■ **Work to be completed**
Extract, from the records beneath this instruction, each line that contains the word "content".

■ **Information supplied**
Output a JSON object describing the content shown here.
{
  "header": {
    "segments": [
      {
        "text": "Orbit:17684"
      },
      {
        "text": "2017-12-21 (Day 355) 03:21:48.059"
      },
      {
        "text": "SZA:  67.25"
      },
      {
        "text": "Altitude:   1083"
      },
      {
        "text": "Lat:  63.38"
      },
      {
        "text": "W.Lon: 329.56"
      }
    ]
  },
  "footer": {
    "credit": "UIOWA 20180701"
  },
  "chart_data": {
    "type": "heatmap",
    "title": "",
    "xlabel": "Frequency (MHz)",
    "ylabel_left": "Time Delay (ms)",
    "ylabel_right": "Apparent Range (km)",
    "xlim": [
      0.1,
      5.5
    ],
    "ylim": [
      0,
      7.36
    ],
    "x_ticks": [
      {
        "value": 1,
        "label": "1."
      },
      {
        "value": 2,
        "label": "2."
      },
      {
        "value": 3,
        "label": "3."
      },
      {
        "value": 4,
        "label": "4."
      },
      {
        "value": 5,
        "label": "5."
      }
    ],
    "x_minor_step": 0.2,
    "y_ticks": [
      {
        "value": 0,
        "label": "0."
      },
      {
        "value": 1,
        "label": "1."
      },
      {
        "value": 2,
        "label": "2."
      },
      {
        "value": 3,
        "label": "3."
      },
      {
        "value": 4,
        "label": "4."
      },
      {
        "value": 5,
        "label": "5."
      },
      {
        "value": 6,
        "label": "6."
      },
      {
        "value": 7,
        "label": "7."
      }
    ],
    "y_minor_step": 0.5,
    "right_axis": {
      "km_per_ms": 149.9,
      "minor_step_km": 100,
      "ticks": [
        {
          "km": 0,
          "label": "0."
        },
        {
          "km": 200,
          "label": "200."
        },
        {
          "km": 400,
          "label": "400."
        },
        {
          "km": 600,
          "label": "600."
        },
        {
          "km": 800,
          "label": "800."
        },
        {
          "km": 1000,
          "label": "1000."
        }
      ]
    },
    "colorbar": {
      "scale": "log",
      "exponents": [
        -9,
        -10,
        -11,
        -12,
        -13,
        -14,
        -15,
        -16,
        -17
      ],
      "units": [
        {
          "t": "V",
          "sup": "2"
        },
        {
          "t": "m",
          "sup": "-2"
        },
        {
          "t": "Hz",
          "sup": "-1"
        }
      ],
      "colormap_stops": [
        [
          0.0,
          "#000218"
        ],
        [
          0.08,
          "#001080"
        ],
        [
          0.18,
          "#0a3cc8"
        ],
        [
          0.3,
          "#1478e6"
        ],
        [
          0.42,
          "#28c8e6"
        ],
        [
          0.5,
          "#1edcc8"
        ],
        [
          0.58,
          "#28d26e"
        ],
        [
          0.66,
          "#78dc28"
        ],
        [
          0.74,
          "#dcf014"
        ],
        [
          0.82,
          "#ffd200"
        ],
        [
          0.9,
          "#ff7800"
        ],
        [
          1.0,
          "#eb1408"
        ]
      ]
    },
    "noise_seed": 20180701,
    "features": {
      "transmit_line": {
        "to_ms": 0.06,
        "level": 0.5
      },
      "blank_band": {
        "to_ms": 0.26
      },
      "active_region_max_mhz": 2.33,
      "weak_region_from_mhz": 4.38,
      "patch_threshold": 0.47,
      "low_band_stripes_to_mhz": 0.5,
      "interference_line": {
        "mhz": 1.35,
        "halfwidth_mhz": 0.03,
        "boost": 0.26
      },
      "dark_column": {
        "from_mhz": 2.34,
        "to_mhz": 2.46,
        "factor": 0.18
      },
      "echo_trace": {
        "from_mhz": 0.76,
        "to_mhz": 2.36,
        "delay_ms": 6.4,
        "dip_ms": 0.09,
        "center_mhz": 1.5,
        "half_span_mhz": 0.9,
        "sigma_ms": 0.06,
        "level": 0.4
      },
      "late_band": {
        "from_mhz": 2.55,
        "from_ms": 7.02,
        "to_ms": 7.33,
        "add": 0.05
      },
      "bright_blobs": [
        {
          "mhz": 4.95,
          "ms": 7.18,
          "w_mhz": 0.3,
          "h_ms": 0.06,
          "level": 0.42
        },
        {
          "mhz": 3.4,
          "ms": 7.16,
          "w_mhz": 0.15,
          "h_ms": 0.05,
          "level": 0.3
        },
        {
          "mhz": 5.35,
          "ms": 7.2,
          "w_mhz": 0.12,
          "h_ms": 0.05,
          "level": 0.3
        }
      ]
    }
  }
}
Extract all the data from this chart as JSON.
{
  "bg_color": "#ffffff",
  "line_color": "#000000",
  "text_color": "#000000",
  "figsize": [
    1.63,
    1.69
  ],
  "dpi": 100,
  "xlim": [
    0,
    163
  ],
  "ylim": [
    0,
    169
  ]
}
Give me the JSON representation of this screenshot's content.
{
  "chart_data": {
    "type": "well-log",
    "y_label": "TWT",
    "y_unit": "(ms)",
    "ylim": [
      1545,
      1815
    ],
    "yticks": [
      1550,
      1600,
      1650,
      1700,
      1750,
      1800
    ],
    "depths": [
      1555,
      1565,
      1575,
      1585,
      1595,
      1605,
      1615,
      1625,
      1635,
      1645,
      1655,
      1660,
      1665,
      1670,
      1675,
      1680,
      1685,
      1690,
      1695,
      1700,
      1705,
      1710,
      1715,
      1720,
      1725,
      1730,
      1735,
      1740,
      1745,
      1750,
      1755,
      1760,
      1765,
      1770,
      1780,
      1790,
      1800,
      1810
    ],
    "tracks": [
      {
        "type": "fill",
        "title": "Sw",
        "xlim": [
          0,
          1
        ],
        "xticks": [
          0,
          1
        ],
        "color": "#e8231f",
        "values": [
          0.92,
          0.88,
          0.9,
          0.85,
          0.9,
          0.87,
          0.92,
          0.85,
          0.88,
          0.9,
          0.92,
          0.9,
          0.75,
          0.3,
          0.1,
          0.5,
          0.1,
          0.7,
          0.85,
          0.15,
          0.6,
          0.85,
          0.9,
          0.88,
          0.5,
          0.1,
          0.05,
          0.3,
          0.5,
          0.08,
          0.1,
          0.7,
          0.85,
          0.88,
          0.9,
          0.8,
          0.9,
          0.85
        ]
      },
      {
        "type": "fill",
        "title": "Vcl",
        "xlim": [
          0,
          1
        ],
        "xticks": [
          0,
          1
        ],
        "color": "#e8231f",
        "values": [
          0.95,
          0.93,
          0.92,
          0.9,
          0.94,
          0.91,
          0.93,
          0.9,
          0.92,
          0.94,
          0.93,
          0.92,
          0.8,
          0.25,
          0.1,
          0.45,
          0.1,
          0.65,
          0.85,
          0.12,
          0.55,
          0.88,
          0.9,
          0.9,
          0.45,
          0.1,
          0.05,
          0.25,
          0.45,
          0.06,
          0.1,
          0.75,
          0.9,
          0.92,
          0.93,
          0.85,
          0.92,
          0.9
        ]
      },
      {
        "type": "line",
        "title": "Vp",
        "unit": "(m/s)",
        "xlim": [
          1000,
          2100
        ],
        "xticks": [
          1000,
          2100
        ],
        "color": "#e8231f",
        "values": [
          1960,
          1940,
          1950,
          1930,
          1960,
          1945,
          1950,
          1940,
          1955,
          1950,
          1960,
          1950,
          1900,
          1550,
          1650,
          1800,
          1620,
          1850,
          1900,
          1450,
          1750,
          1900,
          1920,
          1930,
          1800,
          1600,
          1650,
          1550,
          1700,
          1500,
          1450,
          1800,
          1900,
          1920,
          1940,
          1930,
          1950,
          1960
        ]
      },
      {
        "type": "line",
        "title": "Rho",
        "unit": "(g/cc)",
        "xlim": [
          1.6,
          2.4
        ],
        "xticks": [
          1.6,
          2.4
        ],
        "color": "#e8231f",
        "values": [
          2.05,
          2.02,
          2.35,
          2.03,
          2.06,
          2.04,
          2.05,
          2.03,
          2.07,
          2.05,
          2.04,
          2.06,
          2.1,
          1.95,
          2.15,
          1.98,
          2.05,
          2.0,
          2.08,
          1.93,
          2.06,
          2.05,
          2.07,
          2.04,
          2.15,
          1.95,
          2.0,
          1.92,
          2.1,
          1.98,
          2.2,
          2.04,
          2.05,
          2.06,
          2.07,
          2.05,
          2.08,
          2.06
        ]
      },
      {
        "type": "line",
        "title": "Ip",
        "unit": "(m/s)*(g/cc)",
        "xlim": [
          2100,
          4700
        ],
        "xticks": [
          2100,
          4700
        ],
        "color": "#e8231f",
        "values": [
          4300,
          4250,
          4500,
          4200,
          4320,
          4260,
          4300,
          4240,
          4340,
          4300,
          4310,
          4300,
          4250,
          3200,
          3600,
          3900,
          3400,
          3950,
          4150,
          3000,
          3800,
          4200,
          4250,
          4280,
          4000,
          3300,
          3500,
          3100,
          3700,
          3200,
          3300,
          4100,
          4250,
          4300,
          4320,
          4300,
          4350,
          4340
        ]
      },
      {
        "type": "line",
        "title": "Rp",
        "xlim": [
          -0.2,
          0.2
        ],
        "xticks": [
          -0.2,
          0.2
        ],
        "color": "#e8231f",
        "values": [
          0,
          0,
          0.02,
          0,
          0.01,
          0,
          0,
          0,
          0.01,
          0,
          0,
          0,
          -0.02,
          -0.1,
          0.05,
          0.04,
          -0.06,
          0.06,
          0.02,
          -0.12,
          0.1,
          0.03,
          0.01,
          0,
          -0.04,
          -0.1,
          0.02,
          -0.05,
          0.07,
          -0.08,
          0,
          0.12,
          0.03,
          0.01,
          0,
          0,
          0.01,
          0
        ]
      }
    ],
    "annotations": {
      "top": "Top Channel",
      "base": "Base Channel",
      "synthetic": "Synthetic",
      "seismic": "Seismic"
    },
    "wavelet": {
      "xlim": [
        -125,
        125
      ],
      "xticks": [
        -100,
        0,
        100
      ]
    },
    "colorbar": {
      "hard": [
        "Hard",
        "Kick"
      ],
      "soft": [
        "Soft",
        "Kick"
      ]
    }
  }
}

■ **Output of the task**
Output a JSON object describing the content shown here.
Give me the JSON representation of this screenshot's content.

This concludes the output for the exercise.